### Written problem
Find the lines below that contain the string "title". Copy each one.

[start Information given]

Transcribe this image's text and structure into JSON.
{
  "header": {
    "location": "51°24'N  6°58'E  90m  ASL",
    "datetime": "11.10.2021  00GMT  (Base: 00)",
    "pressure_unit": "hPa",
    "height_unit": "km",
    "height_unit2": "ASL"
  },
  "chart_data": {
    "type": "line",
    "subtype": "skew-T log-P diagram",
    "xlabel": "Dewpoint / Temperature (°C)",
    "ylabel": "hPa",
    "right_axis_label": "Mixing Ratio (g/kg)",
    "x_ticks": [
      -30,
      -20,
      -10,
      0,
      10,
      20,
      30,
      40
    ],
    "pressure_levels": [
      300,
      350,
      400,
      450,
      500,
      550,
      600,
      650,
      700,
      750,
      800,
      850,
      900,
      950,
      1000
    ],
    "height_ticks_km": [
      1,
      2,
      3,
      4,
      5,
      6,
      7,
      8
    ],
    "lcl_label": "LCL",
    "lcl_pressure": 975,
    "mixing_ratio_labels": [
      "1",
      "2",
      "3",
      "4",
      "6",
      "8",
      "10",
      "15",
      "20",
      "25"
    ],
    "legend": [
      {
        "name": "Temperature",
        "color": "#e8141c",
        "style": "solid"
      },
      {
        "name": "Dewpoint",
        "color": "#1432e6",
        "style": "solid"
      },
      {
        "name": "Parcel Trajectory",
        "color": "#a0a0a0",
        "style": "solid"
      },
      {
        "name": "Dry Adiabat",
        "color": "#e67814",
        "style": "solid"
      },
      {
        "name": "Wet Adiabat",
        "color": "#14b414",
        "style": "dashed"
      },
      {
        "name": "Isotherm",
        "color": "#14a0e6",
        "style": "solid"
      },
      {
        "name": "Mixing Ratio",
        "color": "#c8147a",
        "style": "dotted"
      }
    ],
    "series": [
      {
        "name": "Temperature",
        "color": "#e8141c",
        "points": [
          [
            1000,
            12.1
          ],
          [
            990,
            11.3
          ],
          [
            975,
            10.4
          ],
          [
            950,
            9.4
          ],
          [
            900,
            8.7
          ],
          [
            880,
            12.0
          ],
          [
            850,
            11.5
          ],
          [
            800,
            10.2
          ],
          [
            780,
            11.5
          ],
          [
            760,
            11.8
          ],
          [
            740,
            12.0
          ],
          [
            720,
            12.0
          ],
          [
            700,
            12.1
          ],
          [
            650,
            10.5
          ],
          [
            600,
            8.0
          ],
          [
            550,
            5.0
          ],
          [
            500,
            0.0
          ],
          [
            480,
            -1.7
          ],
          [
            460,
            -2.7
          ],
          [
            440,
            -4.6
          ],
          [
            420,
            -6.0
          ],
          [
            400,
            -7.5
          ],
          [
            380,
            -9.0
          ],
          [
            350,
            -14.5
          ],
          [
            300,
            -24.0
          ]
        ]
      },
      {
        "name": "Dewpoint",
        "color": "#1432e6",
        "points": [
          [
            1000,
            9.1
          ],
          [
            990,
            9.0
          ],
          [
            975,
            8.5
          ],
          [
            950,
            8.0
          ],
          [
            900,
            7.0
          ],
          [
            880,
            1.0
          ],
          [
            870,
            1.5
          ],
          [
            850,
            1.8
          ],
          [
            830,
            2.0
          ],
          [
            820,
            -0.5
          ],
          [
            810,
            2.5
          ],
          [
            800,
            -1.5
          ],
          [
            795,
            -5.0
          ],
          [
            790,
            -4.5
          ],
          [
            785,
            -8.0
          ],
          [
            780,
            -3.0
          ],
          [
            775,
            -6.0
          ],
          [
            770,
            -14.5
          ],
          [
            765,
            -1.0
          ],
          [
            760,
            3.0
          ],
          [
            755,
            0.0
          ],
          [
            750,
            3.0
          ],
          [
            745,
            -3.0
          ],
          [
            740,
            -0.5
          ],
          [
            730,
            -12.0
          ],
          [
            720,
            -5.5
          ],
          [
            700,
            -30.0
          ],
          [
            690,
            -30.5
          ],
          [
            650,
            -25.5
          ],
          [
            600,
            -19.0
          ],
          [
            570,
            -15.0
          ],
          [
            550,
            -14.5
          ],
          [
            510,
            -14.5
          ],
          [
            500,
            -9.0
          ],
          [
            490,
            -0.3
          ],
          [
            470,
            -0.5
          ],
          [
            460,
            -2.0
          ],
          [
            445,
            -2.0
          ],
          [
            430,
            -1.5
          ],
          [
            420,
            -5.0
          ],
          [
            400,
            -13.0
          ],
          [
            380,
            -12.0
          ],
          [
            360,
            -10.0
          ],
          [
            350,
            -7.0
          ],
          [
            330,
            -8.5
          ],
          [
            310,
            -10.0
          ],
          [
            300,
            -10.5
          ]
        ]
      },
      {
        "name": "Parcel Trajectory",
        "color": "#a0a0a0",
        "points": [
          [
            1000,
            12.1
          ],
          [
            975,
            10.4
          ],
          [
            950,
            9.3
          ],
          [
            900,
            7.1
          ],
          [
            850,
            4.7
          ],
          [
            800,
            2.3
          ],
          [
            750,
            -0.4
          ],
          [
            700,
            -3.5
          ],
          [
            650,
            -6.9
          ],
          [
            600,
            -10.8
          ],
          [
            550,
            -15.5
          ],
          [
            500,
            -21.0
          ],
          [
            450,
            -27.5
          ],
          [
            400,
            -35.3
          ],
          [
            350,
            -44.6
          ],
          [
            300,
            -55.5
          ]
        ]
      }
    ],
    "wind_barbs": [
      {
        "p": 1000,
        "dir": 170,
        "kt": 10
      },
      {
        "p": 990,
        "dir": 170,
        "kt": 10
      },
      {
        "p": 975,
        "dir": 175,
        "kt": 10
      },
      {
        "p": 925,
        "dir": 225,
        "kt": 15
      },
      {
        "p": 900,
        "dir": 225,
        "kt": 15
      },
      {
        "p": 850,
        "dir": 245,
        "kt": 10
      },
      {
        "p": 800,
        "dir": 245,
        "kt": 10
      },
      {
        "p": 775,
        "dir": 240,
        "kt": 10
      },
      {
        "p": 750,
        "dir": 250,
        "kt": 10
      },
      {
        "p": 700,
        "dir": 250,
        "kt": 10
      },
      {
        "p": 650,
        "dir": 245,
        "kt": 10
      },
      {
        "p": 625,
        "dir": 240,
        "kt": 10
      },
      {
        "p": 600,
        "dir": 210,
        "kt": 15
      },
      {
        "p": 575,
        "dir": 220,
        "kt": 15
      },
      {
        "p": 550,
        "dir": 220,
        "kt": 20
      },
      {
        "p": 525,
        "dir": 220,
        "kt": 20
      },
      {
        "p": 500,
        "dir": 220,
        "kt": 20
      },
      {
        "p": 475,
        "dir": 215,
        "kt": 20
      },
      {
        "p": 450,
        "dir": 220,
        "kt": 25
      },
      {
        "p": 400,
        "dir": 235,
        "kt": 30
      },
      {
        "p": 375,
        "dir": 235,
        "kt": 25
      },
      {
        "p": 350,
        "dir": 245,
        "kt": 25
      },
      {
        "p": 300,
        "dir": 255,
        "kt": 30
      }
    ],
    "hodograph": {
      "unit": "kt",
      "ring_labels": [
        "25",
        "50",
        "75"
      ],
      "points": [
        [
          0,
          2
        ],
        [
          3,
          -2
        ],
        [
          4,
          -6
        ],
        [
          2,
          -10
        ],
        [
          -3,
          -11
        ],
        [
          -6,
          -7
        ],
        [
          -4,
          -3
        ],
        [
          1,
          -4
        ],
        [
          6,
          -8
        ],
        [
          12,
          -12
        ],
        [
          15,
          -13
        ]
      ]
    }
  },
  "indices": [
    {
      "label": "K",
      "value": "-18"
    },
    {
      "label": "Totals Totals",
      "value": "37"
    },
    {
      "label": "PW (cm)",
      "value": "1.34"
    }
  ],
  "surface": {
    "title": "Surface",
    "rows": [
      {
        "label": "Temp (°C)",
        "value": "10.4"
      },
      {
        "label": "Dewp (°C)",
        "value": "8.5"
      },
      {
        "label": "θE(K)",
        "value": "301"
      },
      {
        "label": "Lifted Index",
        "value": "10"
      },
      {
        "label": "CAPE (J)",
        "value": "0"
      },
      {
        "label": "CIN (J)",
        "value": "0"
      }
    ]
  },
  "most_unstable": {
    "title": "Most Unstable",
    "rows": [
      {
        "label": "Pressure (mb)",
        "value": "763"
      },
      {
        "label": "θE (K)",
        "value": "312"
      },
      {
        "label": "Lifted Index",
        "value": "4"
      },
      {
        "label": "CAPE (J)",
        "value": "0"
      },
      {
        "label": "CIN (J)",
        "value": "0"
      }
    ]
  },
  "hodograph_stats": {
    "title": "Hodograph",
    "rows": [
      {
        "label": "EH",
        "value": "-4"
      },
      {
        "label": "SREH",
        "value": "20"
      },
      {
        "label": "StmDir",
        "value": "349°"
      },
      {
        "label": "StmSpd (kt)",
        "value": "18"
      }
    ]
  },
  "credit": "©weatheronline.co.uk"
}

[end Information given]

### Result for this task
    "title": "Surface",
    "title": "Most Unstable",
    "title": "Hodograph",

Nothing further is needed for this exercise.